= Required work =
Only lines holding "nKreis" are needed; copy each of them from the data below.

= Source data =
Content starts
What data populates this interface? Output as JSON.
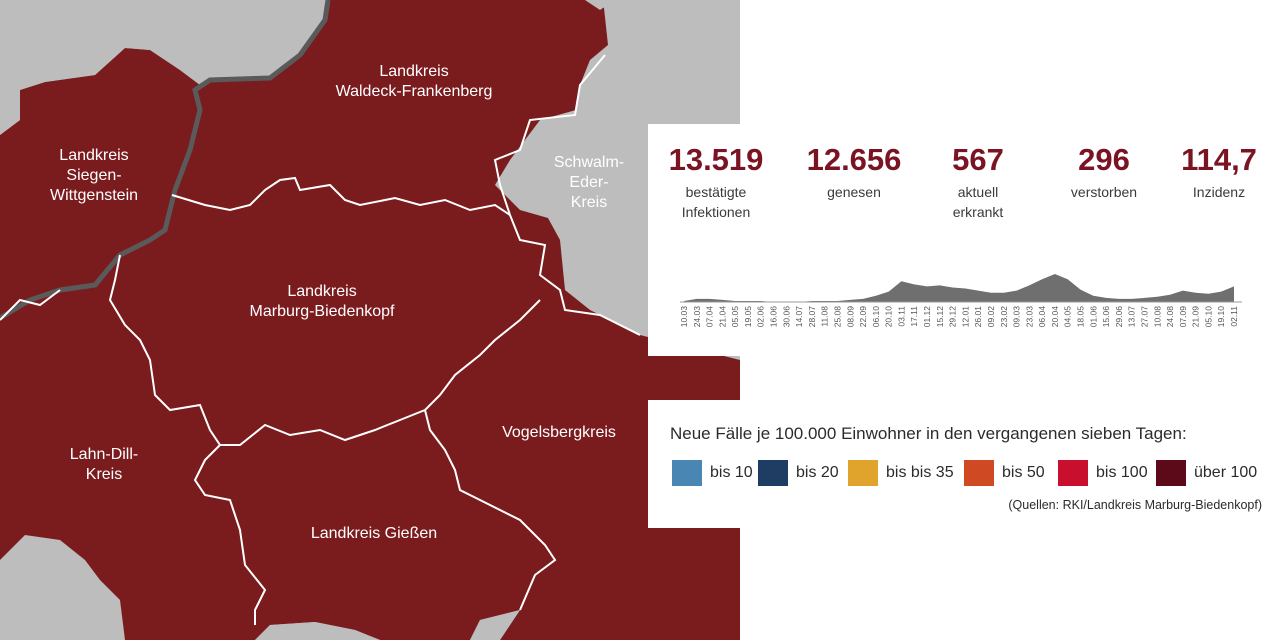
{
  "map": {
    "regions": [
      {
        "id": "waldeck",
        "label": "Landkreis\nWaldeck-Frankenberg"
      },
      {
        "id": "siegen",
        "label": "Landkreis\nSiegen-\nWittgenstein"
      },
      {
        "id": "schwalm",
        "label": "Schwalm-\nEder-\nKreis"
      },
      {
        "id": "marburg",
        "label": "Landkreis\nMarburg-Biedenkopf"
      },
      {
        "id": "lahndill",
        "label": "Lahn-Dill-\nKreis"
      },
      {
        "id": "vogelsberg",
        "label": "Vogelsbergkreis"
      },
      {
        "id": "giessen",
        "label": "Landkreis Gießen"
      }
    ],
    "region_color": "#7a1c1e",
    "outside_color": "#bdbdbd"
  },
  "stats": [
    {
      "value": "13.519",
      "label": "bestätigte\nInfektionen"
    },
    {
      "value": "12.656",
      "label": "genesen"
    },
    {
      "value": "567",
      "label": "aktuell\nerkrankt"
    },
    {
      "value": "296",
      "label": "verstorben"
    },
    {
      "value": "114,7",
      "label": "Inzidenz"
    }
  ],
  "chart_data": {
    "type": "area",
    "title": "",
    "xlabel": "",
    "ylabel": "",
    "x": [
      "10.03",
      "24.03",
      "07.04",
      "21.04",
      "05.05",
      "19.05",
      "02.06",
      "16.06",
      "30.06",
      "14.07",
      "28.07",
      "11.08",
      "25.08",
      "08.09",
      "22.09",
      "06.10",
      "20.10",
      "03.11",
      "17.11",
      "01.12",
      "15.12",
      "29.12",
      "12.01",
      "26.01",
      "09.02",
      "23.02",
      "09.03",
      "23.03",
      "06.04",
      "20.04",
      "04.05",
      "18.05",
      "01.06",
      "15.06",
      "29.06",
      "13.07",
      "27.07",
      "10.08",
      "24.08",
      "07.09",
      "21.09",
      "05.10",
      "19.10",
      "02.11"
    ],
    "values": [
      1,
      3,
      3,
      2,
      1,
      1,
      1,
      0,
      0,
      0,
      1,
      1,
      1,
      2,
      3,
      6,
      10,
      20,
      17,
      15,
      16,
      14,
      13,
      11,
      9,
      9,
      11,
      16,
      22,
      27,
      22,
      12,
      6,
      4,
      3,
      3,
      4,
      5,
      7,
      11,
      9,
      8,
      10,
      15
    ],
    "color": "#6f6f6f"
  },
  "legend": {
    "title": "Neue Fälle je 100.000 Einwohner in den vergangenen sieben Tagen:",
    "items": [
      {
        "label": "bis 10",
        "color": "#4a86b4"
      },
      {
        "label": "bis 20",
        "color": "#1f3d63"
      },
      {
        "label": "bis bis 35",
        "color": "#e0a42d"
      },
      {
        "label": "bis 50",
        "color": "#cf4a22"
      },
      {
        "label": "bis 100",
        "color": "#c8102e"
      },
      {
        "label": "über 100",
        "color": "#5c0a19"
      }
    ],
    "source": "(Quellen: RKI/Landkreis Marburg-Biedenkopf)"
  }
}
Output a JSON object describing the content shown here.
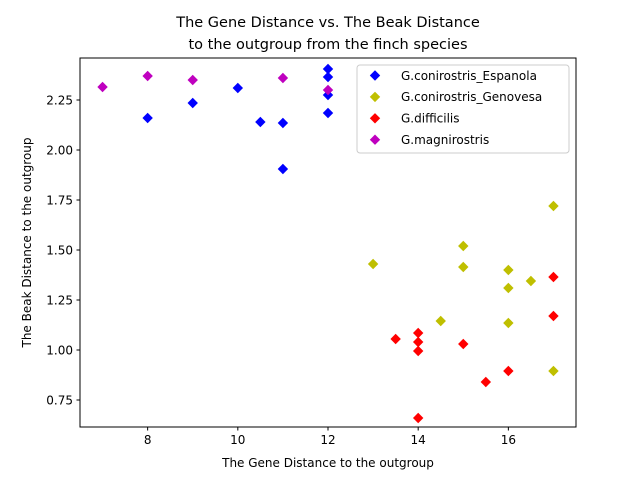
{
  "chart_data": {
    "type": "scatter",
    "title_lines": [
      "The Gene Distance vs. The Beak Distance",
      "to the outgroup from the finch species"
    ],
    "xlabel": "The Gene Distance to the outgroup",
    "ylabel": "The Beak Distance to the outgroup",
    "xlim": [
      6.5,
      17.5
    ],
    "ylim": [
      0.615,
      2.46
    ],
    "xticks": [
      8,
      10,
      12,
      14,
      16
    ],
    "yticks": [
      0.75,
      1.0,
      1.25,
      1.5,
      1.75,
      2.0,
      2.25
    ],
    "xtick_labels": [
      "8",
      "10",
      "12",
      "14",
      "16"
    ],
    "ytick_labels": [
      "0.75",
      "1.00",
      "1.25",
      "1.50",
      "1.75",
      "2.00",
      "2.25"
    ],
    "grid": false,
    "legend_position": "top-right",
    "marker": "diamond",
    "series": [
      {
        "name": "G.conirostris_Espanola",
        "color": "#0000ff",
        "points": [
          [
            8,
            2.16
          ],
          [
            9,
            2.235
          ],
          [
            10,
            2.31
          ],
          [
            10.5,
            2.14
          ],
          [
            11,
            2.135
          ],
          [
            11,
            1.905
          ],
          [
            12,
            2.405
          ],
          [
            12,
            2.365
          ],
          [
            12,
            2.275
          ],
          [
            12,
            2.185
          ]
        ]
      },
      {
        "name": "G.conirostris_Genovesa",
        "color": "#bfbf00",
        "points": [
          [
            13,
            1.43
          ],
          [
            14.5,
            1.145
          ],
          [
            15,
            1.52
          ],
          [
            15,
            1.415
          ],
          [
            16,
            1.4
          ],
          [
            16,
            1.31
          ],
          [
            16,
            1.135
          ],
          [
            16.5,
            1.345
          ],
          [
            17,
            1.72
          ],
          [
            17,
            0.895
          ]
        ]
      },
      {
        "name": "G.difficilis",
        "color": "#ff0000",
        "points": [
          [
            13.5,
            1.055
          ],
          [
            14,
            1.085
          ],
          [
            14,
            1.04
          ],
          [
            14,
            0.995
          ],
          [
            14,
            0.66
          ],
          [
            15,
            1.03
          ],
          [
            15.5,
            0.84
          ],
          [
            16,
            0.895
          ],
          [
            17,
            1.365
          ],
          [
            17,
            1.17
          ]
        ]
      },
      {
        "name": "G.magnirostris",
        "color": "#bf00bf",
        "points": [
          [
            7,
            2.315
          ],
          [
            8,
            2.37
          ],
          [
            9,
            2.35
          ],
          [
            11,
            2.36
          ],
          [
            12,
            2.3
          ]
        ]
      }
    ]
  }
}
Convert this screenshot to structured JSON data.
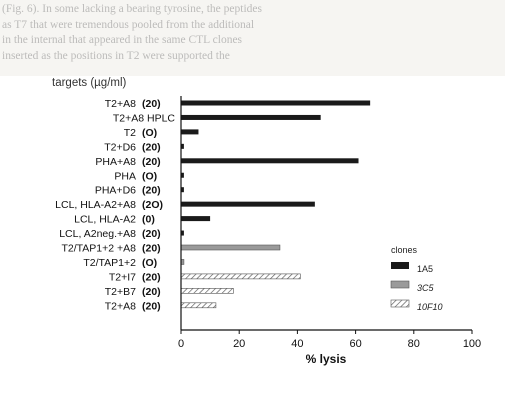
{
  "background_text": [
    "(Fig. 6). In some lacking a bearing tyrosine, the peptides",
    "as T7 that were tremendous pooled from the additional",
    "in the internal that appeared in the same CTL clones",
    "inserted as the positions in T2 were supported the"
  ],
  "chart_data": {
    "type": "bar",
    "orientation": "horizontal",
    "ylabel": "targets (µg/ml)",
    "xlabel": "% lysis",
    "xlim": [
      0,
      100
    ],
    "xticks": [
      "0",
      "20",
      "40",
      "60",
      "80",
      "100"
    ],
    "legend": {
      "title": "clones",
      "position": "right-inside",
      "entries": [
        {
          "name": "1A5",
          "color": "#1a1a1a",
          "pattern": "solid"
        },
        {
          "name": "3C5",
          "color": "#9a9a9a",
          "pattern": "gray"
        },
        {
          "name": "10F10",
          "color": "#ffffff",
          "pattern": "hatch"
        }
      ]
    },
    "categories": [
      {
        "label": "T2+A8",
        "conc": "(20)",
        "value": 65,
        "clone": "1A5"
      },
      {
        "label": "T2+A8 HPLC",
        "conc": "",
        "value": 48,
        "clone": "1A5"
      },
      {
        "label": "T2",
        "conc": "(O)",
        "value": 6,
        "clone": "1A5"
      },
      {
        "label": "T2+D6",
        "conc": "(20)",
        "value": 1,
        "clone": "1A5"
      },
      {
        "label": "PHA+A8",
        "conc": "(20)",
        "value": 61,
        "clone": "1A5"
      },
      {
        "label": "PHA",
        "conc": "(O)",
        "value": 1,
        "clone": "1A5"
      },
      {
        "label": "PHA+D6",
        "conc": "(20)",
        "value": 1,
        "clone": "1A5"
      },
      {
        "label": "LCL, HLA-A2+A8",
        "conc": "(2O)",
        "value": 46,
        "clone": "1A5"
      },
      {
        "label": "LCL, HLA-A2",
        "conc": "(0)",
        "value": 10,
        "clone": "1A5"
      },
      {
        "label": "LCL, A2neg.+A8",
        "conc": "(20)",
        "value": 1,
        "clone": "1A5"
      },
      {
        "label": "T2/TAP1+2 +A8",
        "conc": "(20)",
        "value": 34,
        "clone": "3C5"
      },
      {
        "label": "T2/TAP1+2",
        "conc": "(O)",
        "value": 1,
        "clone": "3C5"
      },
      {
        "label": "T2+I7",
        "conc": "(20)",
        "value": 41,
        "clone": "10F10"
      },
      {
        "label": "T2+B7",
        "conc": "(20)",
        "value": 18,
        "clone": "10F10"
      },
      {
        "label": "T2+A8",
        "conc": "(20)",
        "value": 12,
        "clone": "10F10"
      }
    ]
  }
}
Content ends
= Exercise result =
        "label": "Schwalm-\nEder-\nKreis"
        "label": "Lahn-Dill-\nKreis"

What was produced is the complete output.